TASK TO CARRY OUT: In the listing below, how many lines contain the word "VTOP"? Please respond with the number only.

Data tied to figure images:
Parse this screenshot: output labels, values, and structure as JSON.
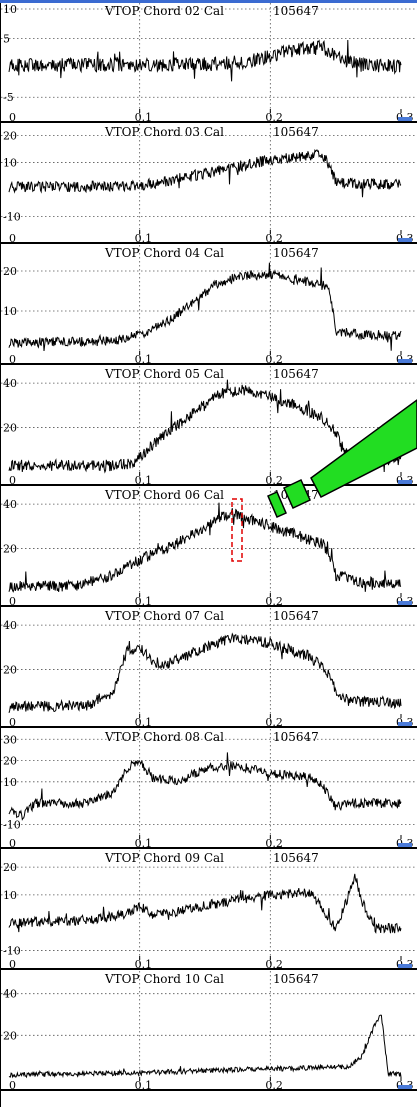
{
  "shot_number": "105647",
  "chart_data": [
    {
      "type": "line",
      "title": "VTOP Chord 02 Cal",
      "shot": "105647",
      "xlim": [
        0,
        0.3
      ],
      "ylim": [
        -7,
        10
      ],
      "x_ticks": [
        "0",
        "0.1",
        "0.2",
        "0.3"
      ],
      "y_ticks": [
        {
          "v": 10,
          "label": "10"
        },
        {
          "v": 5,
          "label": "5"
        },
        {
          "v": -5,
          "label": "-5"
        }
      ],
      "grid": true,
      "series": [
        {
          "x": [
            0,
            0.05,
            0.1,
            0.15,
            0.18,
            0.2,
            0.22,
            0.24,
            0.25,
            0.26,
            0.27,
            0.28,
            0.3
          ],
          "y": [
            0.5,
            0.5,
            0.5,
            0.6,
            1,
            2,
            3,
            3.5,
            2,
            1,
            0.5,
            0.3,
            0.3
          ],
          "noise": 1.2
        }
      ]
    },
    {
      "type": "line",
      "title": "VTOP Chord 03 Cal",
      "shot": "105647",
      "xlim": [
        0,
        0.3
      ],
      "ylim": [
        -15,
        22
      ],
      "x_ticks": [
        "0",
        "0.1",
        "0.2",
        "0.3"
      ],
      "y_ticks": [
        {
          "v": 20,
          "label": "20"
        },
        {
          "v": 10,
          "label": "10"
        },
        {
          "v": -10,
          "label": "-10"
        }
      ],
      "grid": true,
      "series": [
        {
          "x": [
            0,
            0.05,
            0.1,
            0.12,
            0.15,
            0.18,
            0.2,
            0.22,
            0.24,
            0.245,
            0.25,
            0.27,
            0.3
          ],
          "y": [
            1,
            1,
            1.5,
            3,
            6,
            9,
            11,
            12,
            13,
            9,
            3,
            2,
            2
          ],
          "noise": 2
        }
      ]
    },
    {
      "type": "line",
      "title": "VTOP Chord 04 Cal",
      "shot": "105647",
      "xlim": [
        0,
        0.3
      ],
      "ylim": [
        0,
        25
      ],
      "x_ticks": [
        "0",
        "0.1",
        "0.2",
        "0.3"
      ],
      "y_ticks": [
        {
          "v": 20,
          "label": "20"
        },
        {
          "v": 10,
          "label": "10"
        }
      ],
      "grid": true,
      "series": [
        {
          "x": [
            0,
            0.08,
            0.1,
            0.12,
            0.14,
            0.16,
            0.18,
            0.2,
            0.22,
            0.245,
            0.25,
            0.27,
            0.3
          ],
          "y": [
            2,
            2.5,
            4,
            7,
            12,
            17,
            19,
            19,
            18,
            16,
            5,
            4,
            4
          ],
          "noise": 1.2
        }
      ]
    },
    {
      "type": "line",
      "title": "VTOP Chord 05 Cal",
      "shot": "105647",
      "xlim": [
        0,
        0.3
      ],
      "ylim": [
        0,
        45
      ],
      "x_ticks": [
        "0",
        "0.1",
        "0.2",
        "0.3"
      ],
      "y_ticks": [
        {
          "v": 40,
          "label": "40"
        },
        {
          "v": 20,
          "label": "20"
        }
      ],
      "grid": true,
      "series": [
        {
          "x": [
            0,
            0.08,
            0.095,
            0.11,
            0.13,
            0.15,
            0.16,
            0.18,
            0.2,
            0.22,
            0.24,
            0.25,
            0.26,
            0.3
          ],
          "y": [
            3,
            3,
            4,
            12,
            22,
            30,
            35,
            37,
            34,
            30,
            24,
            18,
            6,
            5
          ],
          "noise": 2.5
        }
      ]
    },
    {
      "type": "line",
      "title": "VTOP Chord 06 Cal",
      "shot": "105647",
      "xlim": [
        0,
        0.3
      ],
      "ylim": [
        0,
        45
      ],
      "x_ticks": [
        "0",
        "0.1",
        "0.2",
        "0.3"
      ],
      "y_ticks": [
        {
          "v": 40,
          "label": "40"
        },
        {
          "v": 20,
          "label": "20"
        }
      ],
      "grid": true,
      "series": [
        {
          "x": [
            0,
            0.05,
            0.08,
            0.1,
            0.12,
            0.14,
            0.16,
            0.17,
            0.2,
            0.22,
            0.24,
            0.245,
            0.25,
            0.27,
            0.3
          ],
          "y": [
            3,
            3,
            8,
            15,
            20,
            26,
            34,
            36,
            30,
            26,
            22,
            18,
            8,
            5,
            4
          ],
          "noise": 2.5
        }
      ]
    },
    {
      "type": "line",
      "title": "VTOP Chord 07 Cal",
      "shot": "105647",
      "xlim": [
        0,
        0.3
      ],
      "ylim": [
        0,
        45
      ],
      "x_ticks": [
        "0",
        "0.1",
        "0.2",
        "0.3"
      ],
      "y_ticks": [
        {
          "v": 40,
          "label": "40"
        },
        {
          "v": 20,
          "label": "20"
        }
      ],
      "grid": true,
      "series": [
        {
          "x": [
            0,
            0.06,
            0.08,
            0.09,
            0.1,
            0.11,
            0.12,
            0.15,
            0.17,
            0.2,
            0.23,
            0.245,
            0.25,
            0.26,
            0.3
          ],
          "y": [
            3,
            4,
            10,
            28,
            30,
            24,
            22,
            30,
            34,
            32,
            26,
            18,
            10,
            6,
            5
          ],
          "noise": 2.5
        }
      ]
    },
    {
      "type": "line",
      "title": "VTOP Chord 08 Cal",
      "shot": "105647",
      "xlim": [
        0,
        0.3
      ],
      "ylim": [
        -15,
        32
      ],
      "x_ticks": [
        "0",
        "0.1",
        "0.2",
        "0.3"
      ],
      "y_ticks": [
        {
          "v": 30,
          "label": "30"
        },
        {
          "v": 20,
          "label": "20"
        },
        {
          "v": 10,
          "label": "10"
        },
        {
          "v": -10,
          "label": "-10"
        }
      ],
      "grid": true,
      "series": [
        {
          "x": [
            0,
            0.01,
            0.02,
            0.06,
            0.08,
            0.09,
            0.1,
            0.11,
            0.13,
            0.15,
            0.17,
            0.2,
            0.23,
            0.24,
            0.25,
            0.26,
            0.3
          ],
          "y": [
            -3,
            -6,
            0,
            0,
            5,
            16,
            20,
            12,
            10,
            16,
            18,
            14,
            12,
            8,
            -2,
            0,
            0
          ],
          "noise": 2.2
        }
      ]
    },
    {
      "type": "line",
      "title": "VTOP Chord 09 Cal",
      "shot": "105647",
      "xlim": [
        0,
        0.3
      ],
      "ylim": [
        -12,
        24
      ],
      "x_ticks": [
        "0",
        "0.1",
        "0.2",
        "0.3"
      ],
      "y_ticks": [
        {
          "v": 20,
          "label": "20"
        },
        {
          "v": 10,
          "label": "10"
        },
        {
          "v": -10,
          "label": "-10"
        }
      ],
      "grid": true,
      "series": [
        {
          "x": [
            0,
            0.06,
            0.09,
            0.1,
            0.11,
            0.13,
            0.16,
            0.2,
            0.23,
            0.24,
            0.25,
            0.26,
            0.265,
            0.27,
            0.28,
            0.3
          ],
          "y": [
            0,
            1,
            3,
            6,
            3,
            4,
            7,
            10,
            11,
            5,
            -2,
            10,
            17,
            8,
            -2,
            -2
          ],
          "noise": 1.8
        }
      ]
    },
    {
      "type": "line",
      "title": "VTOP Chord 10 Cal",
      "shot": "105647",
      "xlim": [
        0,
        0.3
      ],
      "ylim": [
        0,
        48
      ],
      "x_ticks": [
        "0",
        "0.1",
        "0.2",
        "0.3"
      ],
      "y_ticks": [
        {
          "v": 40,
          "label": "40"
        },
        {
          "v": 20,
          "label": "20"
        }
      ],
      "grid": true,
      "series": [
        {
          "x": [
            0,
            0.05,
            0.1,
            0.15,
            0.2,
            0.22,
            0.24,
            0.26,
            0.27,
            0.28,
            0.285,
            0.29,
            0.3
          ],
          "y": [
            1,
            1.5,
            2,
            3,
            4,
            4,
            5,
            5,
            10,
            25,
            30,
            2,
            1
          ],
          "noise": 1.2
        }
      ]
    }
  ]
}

FULL ANSWER: 9